→ Goal:
In how many lines does the string "CAMAZZOLA" appear? Answer with the number only.

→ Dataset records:
— start —

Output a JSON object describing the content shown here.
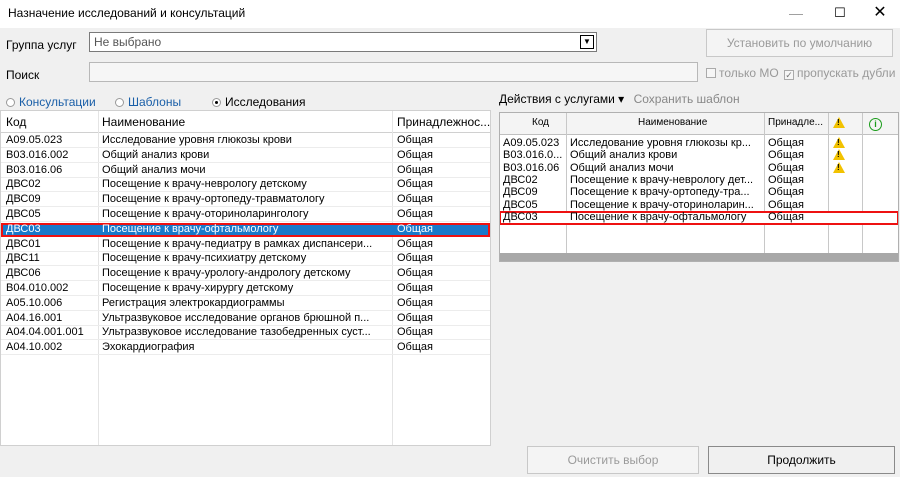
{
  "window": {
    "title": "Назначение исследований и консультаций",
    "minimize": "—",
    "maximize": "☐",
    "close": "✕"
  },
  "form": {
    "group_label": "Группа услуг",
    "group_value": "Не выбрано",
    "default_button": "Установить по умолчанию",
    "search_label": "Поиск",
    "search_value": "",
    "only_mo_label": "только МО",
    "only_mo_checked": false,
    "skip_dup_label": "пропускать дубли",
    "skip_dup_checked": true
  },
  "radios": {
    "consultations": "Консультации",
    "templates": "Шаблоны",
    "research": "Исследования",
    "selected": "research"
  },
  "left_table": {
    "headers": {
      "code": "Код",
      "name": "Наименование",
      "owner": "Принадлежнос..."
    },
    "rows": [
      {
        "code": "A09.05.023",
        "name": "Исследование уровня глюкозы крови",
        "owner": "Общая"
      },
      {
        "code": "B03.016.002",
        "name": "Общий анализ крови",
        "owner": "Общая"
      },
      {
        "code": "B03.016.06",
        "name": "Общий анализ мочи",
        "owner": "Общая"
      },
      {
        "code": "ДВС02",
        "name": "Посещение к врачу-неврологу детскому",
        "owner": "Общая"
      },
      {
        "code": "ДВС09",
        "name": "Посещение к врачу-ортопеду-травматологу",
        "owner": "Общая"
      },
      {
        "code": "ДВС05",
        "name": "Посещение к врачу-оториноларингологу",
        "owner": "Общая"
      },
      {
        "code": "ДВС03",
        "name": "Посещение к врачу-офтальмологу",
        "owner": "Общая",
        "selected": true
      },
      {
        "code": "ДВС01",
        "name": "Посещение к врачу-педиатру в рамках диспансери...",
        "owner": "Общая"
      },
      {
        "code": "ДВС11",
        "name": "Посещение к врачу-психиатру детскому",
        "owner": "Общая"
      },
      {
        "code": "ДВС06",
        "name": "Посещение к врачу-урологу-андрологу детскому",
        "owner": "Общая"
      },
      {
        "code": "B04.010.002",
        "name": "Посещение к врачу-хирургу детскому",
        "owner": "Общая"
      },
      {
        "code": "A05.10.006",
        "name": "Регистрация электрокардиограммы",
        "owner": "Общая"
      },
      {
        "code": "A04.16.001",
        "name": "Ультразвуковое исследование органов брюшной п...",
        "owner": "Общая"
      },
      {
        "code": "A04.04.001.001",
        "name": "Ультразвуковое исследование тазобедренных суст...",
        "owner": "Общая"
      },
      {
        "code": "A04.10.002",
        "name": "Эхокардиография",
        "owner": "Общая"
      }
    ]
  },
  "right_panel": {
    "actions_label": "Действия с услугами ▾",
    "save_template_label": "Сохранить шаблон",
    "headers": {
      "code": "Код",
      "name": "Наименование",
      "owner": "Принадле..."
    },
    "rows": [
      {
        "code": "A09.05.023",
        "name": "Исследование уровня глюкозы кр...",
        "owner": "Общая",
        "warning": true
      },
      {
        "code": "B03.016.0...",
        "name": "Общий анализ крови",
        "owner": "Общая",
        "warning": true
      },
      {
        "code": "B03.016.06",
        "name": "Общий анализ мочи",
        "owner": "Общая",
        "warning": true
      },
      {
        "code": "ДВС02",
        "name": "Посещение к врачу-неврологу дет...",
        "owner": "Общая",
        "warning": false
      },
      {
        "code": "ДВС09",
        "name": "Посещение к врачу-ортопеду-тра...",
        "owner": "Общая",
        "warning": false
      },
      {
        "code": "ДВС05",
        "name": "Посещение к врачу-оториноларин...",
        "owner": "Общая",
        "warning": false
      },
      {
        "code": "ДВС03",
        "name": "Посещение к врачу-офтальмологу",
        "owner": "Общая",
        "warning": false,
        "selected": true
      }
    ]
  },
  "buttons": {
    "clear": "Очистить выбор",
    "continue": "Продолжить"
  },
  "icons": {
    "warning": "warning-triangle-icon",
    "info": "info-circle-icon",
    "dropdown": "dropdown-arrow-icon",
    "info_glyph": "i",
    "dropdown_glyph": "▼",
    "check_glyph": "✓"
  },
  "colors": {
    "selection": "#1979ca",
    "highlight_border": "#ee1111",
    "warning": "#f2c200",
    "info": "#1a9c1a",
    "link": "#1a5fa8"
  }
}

— end —
— start —

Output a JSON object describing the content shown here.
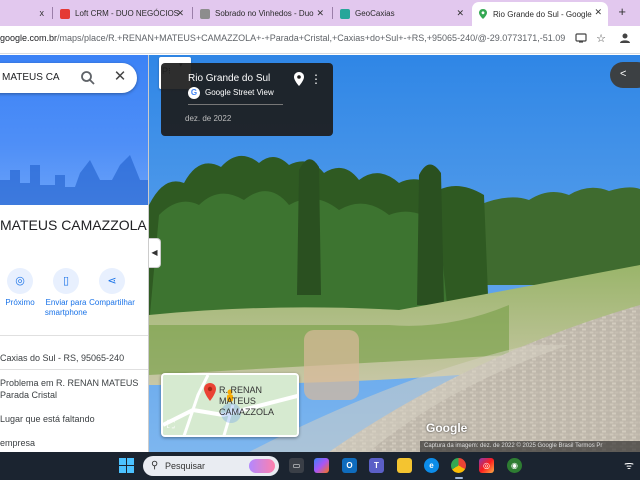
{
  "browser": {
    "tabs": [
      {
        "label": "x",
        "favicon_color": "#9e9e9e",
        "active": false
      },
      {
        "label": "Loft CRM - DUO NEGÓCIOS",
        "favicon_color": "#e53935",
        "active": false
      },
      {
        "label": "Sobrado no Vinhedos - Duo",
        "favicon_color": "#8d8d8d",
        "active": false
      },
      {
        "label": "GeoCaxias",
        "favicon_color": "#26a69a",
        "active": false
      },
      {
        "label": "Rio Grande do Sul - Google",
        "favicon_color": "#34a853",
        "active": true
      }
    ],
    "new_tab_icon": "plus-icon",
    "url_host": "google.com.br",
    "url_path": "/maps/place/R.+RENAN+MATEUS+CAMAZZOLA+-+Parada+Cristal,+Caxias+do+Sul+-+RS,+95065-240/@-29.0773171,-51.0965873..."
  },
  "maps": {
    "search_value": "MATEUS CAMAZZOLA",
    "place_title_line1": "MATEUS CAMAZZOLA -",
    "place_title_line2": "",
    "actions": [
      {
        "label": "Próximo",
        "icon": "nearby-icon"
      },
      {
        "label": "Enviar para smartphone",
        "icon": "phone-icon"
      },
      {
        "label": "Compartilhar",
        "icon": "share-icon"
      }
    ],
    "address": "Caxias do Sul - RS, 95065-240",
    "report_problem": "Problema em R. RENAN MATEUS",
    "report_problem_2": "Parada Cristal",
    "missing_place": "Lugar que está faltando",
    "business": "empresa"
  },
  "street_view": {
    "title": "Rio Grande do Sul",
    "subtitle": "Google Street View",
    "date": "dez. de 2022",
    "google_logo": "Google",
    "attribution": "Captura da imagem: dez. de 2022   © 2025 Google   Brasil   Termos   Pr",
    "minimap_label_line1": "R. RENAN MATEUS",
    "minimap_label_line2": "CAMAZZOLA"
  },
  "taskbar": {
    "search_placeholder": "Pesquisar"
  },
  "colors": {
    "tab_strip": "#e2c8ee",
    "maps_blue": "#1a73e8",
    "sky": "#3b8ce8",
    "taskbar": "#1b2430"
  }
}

— end —

→ Solution for this problem:
4